• _Aim_:
Repeat what the lines below say, word for word, and skip every image.

Start Records supplied

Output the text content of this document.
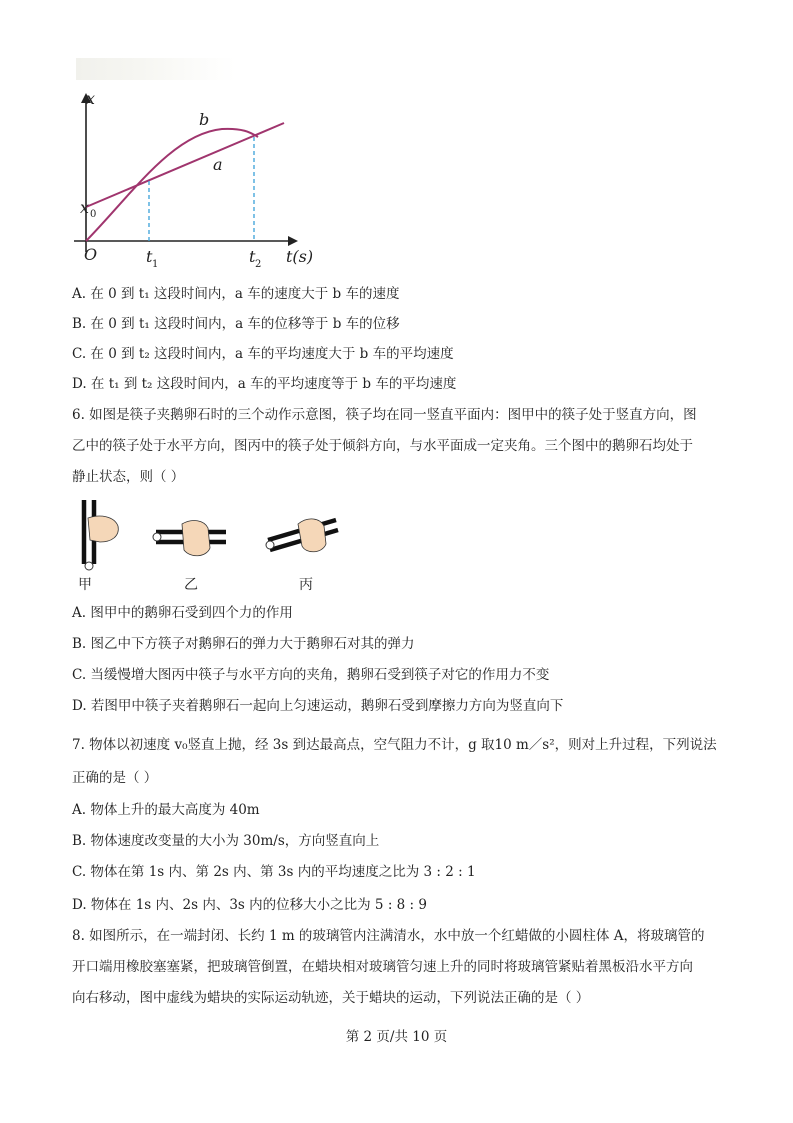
x
t(s)
O
x 0
t 1	t 2
b
a
A. 在 0 到 t₁ 这段时间内，a 车的速度大于 b 车的速度
B. 在 0 到 t₁ 这段时间内，a 车的位移等于 b 车的位移
C. 在 0 到 t₂ 这段时间内，a 车的平均速度大于 b 车的平均速度
D. 在 t₁ 到 t₂ 这段时间内，a 车的平均速度等于 b 车的平均速度
6. 如图是筷子夹鹅卵石时的三个动作示意图，筷子均在同一竖直平面内：图甲中的筷子处于竖直方向，图
乙中的筷子处于水平方向，图丙中的筷子处于倾斜方向，与水平面成一定夹角。三个图中的鹅卵石均处于
静止状态，则（ ）
甲	乙	丙
A. 图甲中的鹅卵石受到四个力的作用
B. 图乙中下方筷子对鹅卵石的弹力大于鹅卵石对其的弹力
C. 当缓慢增大图丙中筷子与水平方向的夹角，鹅卵石受到筷子对它的作用力不变
D. 若图甲中筷子夹着鹅卵石一起向上匀速运动，鹅卵石受到摩擦力方向为竖直向下
7. 物体以初速度 v₀竖直上抛，经 3s 到达最高点，空气阻力不计，g 取10 m／s²，则对上升过程，下列说法
正确的是（ ）
A. 物体上升的最大高度为 40m
B. 物体速度改变量的大小为 30m/s，方向竖直向上
C. 物体在第 1s 内、第 2s 内、第 3s 内的平均速度之比为 3 : 2 : 1
D. 物体在 1s 内、2s 内、3s 内的位移大小之比为 5 : 8 : 9
8. 如图所示，在一端封闭、长约 1 m 的玻璃管内注满清水，水中放一个红蜡做的小圆柱体 A，将玻璃管的
开口端用橡胶塞塞紧，把玻璃管倒置，在蜡块相对玻璃管匀速上升的同时将玻璃管紧贴着黑板沿水平方向
向右移动，图中虚线为蜡块的实际运动轨迹，关于蜡块的运动，下列说法正确的是（ ）
第 2 页/共 10 页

End Records supplied

• _The output_:
Output the text content of this document.
x
t(s)
O
x 0
t 1	t 2
b
a
A. 在 0 到 t₁ 这段时间内，a 车的速度大于 b 车的速度
B. 在 0 到 t₁ 这段时间内，a 车的位移等于 b 车的位移
C. 在 0 到 t₂ 这段时间内，a 车的平均速度大于 b 车的平均速度
D. 在 t₁ 到 t₂ 这段时间内，a 车的平均速度等于 b 车的平均速度
6. 如图是筷子夹鹅卵石时的三个动作示意图，筷子均在同一竖直平面内：图甲中的筷子处于竖直方向，图
乙中的筷子处于水平方向，图丙中的筷子处于倾斜方向，与水平面成一定夹角。三个图中的鹅卵石均处于
静止状态，则（ ）
甲	乙	丙
A. 图甲中的鹅卵石受到四个力的作用
B. 图乙中下方筷子对鹅卵石的弹力大于鹅卵石对其的弹力
C. 当缓慢增大图丙中筷子与水平方向的夹角，鹅卵石受到筷子对它的作用力不变
D. 若图甲中筷子夹着鹅卵石一起向上匀速运动，鹅卵石受到摩擦力方向为竖直向下
7. 物体以初速度 v₀竖直上抛，经 3s 到达最高点，空气阻力不计，g 取10 m／s²，则对上升过程，下列说法
正确的是（ ）
A. 物体上升的最大高度为 40m
B. 物体速度改变量的大小为 30m/s，方向竖直向上
C. 物体在第 1s 内、第 2s 内、第 3s 内的平均速度之比为 3 : 2 : 1
D. 物体在 1s 内、2s 内、3s 内的位移大小之比为 5 : 8 : 9
8. 如图所示，在一端封闭、长约 1 m 的玻璃管内注满清水，水中放一个红蜡做的小圆柱体 A，将玻璃管的
开口端用橡胶塞塞紧，把玻璃管倒置，在蜡块相对玻璃管匀速上升的同时将玻璃管紧贴着黑板沿水平方向
向右移动，图中虚线为蜡块的实际运动轨迹，关于蜡块的运动，下列说法正确的是（ ）
第 2 页/共 10 页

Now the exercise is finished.